» **Extracted material**
********************
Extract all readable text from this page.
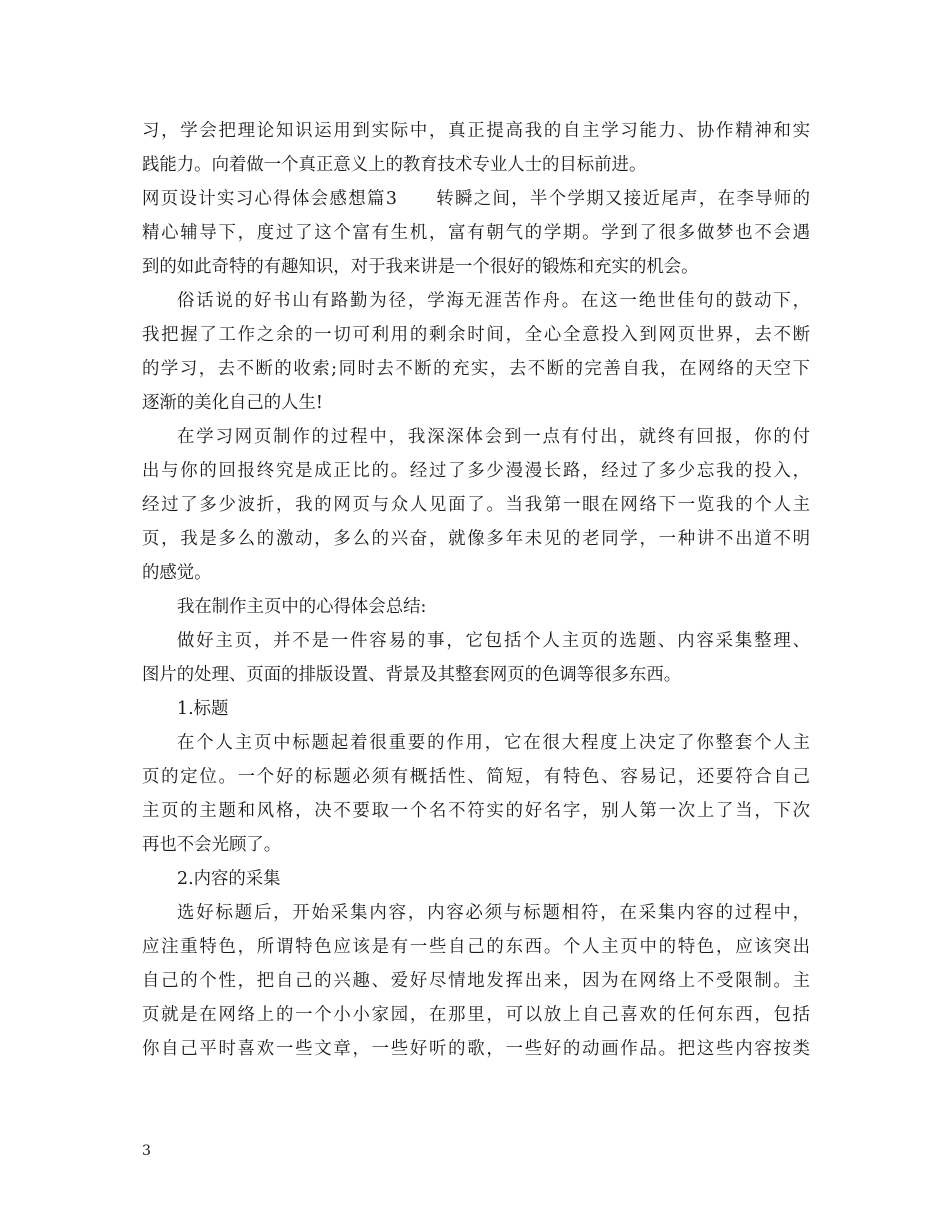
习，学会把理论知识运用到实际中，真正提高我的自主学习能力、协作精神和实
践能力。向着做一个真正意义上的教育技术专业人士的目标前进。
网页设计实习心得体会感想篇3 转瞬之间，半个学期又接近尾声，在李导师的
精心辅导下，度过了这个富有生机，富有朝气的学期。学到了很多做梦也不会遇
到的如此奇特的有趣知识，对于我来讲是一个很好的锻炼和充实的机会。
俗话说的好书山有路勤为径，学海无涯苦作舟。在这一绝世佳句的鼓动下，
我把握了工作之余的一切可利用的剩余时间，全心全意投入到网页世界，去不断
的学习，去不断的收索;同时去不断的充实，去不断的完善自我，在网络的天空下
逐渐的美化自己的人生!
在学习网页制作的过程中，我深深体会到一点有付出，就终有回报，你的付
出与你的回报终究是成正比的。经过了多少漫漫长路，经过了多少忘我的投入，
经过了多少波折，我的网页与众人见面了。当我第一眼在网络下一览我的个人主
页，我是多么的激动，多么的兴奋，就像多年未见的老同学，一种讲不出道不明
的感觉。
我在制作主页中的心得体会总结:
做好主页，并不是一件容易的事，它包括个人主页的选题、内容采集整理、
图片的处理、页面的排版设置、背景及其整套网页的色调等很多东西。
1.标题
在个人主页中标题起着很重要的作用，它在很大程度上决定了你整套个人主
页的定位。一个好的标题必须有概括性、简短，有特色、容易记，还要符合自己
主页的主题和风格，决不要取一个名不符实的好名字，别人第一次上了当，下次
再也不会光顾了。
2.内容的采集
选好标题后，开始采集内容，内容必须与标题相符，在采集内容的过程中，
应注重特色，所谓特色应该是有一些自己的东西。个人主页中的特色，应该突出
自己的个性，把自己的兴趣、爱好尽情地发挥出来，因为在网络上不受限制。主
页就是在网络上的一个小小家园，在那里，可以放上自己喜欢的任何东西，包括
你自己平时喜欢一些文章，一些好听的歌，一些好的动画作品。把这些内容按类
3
********************
» **Request**
Output the full set of records above without changing a word, and drop the images.

» **Response to the task**
Extract all readable text from this page.
习，学会把理论知识运用到实际中，真正提高我的自主学习能力、协作精神和实
践能力。向着做一个真正意义上的教育技术专业人士的目标前进。
网页设计实习心得体会感想篇3 转瞬之间，半个学期又接近尾声，在李导师的
精心辅导下，度过了这个富有生机，富有朝气的学期。学到了很多做梦也不会遇
到的如此奇特的有趣知识，对于我来讲是一个很好的锻炼和充实的机会。
俗话说的好书山有路勤为径，学海无涯苦作舟。在这一绝世佳句的鼓动下，
我把握了工作之余的一切可利用的剩余时间，全心全意投入到网页世界，去不断
的学习，去不断的收索;同时去不断的充实，去不断的完善自我，在网络的天空下
逐渐的美化自己的人生!
在学习网页制作的过程中，我深深体会到一点有付出，就终有回报，你的付
出与你的回报终究是成正比的。经过了多少漫漫长路，经过了多少忘我的投入，
经过了多少波折，我的网页与众人见面了。当我第一眼在网络下一览我的个人主
页，我是多么的激动，多么的兴奋，就像多年未见的老同学，一种讲不出道不明
的感觉。
我在制作主页中的心得体会总结:
做好主页，并不是一件容易的事，它包括个人主页的选题、内容采集整理、
图片的处理、页面的排版设置、背景及其整套网页的色调等很多东西。
1.标题
在个人主页中标题起着很重要的作用，它在很大程度上决定了你整套个人主
页的定位。一个好的标题必须有概括性、简短，有特色、容易记，还要符合自己
主页的主题和风格，决不要取一个名不符实的好名字，别人第一次上了当，下次
再也不会光顾了。
2.内容的采集
选好标题后，开始采集内容，内容必须与标题相符，在采集内容的过程中，
应注重特色，所谓特色应该是有一些自己的东西。个人主页中的特色，应该突出
自己的个性，把自己的兴趣、爱好尽情地发挥出来，因为在网络上不受限制。主
页就是在网络上的一个小小家园，在那里，可以放上自己喜欢的任何东西，包括
你自己平时喜欢一些文章，一些好听的歌，一些好的动画作品。把这些内容按类
3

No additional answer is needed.